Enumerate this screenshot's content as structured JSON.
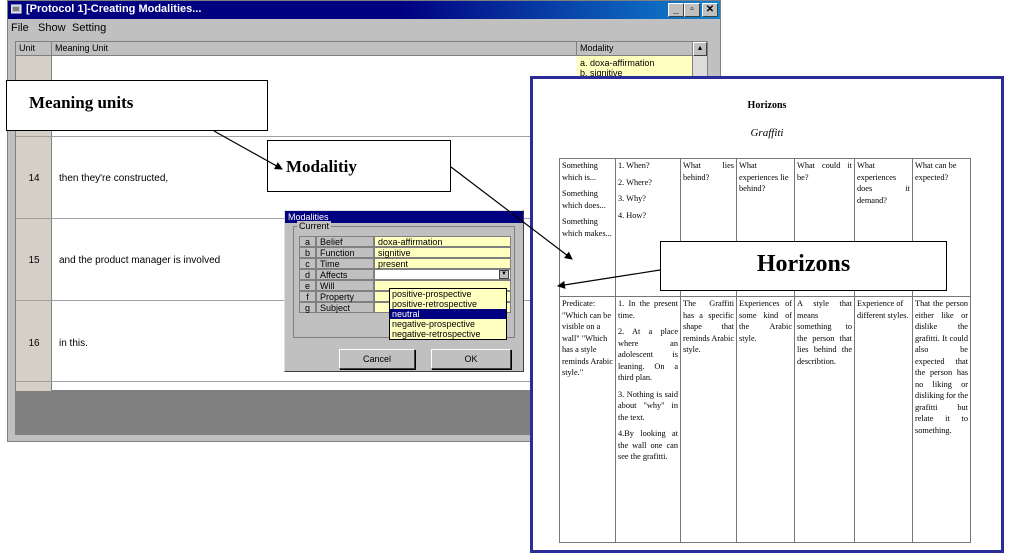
{
  "window": {
    "title": "[Protocol 1]-Creating Modalities...",
    "controls": {
      "minimize": "_",
      "maximize": "▫",
      "close": "✕"
    }
  },
  "menu": [
    "File",
    "Show",
    "Setting"
  ],
  "grid": {
    "headers": {
      "unit": "Unit",
      "meaning": "Meaning Unit",
      "modality": "Modality"
    },
    "modality_top": [
      "a. doxa-affirmation",
      "b. signitive"
    ],
    "rows": [
      {
        "unit": "14",
        "text": "then they're constructed,"
      },
      {
        "unit": "15",
        "text": "and the product manager is involved"
      },
      {
        "unit": "16",
        "text": "in this."
      }
    ]
  },
  "dialog": {
    "title": "Modalities",
    "group": "Current",
    "rows": [
      {
        "key": "a",
        "name": "Belief",
        "value": "doxa-affirmation"
      },
      {
        "key": "b",
        "name": "Function",
        "value": "signitive"
      },
      {
        "key": "c",
        "name": "Time",
        "value": "present"
      },
      {
        "key": "d",
        "name": "Affects",
        "value": ""
      },
      {
        "key": "e",
        "name": "Will",
        "value": ""
      },
      {
        "key": "f",
        "name": "Property",
        "value": ""
      },
      {
        "key": "g",
        "name": "Subject",
        "value": ""
      }
    ],
    "dropdown_options": [
      "positive-prospective",
      "positive-retrospective",
      "neutral",
      "negative-prospective",
      "negative-retrospective"
    ],
    "selected_option": "neutral",
    "cancel": "Cancel",
    "ok": "OK"
  },
  "callouts": {
    "meaning_units": "Meaning units",
    "modality": "Modalitiy",
    "horizons": "Horizons"
  },
  "doc": {
    "title": "Horizons",
    "subtitle": "Graffiti",
    "col1_head": [
      "Something which is...",
      "Something which does...",
      "Something which makes..."
    ],
    "col2_head": [
      "1. When?",
      "2. Where?",
      "3. Why?",
      "4. How?"
    ],
    "heads": [
      "What lies behind?",
      "What experiences lie behind?",
      "What could it be?",
      "What experiences does it demand?",
      "What can be expected?"
    ],
    "col1_body": "Predicate: \"Which can be visible on a wall\" \"Which has a style reminds Arabic style.\"",
    "col2_body": [
      "1. In the present time.",
      "2. At a place where an adolescent is leaning. On a third plan.",
      "3. Nothing is said about \"why\" in the text.",
      "4.By looking at the wall one can see the grafitti."
    ],
    "bodies": [
      "The Graffiti has a specific shape that reminds Arabic style.",
      "Experiences of some kind of the Arabic style.",
      "A style that means something to the person that lies behind the describtion.",
      "Experience of different styles.",
      "That the person either like or dislike the grafitti. It could also be expected that the person has no liking or disliking for the grafitti but relate it to something."
    ]
  }
}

*TASK STATEMENT*: Pull out all lines from the entries above in which the word "affirmation" appears.

*RESULT OF THE EXERCISE*:
      "a. doxa-affirmation",
        "value": "doxa-affirmation"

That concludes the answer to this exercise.